_THE TASK_.
Look through the records that follow. Copy every line containing the word "Коммунальная".

— Start of EXTRACTED INFORMATION —

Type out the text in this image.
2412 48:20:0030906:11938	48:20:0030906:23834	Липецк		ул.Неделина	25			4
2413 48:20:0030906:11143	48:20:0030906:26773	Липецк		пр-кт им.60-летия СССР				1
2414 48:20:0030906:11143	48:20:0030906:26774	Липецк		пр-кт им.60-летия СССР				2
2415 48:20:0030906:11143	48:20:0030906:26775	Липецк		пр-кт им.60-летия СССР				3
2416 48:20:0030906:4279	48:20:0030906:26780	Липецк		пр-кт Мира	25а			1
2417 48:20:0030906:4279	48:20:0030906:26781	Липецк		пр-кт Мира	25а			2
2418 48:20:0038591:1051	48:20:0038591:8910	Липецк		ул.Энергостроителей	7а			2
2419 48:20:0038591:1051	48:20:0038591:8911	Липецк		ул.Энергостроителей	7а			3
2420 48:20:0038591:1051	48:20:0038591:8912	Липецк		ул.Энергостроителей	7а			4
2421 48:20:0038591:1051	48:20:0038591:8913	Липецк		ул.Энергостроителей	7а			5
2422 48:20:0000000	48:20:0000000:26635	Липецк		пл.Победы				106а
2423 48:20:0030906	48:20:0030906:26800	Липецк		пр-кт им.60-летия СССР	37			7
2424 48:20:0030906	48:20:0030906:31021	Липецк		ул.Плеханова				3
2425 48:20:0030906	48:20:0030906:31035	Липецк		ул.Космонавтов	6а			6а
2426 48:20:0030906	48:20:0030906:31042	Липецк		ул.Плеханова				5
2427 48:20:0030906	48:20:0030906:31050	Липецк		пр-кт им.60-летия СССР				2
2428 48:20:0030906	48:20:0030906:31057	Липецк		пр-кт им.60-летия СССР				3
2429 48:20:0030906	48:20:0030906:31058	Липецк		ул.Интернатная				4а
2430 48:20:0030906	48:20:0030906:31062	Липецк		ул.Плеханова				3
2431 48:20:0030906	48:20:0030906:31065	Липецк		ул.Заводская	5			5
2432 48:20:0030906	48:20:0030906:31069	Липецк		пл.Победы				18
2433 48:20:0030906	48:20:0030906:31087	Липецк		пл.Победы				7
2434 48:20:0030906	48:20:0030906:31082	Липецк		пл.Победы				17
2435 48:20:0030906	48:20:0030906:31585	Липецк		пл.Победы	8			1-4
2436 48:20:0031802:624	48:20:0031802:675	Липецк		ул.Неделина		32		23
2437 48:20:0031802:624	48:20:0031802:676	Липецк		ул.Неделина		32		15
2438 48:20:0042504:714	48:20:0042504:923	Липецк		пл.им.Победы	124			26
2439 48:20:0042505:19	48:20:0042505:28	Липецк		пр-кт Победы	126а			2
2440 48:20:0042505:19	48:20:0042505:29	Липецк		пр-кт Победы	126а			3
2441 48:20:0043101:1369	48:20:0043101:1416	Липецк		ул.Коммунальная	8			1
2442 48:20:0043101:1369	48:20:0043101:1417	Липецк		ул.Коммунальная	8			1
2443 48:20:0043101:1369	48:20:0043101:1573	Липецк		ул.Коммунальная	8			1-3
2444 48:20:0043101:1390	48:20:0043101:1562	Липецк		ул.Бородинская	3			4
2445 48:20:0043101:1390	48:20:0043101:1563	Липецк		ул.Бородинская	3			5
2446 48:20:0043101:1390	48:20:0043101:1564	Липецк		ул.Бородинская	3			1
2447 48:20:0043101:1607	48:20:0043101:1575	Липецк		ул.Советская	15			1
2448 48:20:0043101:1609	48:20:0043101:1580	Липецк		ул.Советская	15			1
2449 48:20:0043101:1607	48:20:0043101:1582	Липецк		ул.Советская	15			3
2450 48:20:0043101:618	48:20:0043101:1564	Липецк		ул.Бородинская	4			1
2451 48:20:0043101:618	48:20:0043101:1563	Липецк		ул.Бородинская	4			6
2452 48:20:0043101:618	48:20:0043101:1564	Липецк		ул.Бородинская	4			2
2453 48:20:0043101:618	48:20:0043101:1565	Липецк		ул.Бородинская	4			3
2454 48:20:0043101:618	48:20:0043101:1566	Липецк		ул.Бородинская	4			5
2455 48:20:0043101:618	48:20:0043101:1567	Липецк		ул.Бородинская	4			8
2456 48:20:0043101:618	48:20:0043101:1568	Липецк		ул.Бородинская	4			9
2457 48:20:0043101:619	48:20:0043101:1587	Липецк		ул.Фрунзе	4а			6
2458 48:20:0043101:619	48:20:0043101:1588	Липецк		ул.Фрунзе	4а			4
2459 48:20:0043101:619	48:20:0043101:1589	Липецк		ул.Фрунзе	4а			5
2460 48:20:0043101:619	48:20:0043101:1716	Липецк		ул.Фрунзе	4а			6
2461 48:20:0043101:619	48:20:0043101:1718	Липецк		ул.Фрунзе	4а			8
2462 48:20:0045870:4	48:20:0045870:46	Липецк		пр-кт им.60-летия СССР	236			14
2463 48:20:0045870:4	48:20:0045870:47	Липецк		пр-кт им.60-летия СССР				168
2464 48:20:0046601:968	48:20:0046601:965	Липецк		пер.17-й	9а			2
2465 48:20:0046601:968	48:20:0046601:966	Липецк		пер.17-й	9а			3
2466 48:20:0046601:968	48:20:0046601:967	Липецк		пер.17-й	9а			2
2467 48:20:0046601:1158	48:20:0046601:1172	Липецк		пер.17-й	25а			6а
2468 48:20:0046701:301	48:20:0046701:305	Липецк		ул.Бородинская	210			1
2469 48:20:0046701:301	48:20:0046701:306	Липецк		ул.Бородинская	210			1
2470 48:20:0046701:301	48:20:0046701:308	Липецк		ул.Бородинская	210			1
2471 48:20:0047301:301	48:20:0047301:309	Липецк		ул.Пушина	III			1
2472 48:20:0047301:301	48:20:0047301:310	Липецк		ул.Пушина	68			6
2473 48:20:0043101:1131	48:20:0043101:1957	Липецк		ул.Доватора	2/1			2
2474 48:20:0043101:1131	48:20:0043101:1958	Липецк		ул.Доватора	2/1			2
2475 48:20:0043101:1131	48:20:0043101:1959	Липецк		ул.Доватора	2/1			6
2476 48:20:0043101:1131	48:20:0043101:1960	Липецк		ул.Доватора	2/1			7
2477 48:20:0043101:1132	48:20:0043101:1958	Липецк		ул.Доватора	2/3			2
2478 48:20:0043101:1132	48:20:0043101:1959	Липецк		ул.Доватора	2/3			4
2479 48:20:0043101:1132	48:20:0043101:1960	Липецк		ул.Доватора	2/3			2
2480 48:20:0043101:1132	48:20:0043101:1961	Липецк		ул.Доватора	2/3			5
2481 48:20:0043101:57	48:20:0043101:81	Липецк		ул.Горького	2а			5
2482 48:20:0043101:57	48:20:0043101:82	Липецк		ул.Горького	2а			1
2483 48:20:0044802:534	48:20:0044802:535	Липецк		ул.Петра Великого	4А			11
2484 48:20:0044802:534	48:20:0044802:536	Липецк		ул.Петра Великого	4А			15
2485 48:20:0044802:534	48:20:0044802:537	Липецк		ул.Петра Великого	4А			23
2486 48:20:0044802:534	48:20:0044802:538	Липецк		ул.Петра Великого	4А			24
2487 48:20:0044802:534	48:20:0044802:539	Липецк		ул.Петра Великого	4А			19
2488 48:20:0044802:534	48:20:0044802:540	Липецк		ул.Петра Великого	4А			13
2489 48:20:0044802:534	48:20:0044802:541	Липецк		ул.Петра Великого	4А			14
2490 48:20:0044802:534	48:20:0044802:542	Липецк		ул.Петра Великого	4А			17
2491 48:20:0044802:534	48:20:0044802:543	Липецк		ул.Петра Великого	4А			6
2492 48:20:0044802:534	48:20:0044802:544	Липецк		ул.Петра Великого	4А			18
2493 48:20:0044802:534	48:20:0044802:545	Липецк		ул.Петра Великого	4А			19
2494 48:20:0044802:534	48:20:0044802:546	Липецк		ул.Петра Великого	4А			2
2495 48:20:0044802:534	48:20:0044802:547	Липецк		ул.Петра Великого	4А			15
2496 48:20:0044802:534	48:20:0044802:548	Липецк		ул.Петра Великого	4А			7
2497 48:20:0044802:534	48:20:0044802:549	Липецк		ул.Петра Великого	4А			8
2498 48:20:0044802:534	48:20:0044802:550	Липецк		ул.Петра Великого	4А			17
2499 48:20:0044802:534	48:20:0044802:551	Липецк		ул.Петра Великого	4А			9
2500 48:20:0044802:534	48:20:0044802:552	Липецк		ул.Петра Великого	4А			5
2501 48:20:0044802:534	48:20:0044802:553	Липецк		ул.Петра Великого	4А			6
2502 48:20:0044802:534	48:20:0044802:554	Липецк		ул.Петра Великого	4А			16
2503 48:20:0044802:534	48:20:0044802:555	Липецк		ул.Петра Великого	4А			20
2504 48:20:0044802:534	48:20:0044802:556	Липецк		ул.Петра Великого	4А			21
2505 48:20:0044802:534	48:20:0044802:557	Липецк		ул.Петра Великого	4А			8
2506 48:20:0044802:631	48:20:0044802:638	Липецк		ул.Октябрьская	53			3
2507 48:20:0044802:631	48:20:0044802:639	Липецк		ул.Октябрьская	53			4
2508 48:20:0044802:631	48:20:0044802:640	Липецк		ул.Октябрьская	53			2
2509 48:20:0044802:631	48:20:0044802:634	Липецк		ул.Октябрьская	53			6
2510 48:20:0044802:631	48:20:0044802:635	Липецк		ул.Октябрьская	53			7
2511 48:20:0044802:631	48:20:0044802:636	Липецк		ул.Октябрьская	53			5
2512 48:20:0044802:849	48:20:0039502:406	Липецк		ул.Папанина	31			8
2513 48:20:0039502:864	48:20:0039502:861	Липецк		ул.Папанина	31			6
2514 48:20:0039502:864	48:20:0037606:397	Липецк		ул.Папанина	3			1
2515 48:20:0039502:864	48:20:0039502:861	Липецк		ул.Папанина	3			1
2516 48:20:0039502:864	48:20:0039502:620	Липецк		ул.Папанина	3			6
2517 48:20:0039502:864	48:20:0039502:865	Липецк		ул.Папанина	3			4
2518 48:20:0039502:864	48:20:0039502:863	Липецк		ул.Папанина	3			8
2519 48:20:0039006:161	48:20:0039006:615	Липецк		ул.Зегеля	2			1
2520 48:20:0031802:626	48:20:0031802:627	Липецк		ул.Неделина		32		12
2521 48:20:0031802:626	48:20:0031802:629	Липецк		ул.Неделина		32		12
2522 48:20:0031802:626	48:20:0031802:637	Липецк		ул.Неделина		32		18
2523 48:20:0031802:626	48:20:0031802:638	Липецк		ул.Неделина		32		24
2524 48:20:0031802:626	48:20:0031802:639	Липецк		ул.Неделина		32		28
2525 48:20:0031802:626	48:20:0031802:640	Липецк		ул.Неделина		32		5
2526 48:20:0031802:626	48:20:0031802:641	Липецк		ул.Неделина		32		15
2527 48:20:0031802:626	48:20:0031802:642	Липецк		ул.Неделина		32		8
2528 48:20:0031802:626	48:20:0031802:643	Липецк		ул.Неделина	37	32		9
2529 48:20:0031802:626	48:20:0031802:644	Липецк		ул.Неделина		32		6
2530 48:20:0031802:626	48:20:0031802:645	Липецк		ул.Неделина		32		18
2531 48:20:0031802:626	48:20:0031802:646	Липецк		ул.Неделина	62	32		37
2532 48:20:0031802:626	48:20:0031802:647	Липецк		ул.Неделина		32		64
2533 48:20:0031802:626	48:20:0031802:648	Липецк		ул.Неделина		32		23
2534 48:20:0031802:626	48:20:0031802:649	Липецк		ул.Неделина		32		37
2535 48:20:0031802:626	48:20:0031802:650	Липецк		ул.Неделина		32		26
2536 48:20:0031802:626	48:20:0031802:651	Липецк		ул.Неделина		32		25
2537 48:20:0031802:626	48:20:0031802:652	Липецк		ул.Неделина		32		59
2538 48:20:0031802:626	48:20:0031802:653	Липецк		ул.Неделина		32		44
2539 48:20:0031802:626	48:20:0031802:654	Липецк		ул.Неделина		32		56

— End of EXTRACTED INFORMATION —

_FINISHED EXERCISE_.
2441 48:20:0043101:1369	48:20:0043101:1416	Липецк		ул.Коммунальная	8			1
2442 48:20:0043101:1369	48:20:0043101:1417	Липецк		ул.Коммунальная	8			1
2443 48:20:0043101:1369	48:20:0043101:1573	Липецк		ул.Коммунальная	8			1-3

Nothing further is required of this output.